• _Material shown_
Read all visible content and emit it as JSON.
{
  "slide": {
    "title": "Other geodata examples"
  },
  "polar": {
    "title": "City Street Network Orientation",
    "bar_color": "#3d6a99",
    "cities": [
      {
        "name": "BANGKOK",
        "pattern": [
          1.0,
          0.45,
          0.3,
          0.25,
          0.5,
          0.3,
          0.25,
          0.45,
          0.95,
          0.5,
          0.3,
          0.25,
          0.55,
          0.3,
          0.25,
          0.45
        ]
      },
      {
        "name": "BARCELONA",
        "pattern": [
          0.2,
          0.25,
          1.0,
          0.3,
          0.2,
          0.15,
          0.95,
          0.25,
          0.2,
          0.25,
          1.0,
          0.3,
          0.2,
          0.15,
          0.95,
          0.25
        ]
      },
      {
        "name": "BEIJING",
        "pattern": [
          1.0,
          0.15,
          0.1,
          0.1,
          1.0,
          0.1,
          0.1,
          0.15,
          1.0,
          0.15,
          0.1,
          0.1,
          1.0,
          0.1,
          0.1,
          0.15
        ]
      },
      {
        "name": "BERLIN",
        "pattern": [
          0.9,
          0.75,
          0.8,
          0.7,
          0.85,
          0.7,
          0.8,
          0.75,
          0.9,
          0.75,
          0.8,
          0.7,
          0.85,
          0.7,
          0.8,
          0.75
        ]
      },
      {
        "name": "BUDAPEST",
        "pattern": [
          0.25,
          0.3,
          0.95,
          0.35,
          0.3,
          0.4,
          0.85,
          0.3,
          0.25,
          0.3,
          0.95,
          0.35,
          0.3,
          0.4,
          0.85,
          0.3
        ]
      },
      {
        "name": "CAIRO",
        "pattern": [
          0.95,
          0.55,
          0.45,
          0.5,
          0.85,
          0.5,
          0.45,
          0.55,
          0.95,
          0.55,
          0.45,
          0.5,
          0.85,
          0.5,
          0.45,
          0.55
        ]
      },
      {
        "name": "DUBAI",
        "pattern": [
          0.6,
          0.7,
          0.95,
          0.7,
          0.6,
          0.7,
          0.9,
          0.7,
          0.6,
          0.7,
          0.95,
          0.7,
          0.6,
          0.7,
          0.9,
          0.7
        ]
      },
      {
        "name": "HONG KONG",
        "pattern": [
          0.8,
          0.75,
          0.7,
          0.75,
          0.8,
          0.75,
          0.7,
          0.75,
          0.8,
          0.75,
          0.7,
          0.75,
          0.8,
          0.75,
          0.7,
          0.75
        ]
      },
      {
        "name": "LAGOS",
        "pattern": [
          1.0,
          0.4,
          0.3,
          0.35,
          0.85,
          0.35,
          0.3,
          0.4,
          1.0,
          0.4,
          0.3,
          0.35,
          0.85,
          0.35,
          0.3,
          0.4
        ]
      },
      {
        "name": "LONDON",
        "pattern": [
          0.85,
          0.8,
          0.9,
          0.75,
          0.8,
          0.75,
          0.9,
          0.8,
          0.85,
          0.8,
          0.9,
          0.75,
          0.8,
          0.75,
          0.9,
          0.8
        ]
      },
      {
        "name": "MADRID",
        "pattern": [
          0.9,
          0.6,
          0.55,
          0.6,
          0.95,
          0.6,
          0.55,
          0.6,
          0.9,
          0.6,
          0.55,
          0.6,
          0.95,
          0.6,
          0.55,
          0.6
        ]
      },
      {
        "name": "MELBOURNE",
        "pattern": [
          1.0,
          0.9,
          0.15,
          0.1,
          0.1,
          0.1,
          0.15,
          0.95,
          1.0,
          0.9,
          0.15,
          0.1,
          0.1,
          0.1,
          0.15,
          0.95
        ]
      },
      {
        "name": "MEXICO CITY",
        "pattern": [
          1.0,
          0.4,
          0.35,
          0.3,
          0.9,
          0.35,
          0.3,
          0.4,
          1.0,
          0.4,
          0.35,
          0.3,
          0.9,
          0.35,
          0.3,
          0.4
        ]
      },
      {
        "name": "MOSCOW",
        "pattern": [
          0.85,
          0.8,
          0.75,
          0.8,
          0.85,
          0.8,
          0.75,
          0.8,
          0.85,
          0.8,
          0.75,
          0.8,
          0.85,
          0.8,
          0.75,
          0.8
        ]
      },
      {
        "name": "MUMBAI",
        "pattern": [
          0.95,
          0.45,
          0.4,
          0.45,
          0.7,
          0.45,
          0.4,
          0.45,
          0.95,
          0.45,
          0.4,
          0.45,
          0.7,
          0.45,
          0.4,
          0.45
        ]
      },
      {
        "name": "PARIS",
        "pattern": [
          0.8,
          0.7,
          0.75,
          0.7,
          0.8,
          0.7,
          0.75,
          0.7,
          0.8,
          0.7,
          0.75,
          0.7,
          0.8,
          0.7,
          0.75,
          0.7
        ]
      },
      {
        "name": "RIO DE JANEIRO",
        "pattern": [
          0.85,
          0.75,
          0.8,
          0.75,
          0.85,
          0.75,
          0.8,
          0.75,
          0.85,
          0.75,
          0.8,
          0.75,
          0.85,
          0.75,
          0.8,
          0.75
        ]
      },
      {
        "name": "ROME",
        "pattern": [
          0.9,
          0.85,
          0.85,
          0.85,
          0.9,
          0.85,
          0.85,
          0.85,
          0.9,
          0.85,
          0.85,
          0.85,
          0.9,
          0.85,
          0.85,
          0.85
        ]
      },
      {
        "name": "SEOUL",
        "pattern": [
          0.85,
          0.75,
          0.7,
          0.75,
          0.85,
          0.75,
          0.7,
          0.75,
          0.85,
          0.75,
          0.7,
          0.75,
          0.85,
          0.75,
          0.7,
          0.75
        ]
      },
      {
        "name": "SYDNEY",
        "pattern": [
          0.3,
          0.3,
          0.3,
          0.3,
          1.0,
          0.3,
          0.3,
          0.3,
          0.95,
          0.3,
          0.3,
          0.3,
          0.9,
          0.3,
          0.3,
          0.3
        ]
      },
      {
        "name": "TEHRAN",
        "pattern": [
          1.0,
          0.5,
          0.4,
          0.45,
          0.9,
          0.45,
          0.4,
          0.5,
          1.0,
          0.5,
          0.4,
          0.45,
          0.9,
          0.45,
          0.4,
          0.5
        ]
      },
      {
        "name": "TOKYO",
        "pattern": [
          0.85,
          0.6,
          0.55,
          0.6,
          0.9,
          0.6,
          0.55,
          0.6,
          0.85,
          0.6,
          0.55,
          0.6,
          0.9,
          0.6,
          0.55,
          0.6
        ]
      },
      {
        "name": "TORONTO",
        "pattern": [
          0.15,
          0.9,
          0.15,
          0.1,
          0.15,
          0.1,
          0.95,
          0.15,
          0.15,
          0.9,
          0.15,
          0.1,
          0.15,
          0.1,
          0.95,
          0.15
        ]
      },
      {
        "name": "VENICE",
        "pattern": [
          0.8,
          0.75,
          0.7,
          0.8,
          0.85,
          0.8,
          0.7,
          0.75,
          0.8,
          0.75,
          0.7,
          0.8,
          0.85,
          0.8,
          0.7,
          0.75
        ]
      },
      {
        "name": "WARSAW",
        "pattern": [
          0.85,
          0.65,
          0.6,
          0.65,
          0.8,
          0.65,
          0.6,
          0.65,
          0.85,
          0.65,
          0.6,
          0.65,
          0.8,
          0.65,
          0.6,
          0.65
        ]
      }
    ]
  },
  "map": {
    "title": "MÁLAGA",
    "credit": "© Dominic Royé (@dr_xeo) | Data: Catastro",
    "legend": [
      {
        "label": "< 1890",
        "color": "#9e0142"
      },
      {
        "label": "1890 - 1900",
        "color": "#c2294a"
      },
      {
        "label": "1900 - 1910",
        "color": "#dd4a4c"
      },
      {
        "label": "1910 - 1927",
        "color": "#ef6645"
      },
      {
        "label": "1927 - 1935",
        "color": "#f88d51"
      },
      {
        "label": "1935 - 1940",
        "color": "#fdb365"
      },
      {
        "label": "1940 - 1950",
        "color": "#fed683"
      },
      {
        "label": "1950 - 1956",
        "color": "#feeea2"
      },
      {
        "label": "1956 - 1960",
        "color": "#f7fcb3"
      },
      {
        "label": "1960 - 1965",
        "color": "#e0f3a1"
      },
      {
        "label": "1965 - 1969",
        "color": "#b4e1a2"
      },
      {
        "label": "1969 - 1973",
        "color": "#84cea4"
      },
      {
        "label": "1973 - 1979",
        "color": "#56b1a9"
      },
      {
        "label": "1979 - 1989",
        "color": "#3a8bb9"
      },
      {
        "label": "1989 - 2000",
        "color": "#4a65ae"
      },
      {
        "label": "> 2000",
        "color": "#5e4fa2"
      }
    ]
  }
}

• _Exercise description_
Return each line that includes "title".

• _Full response_
    "title": "Other geodata examples"
    "title": "City Street Network Orientation",
    "title": "MÁLAGA",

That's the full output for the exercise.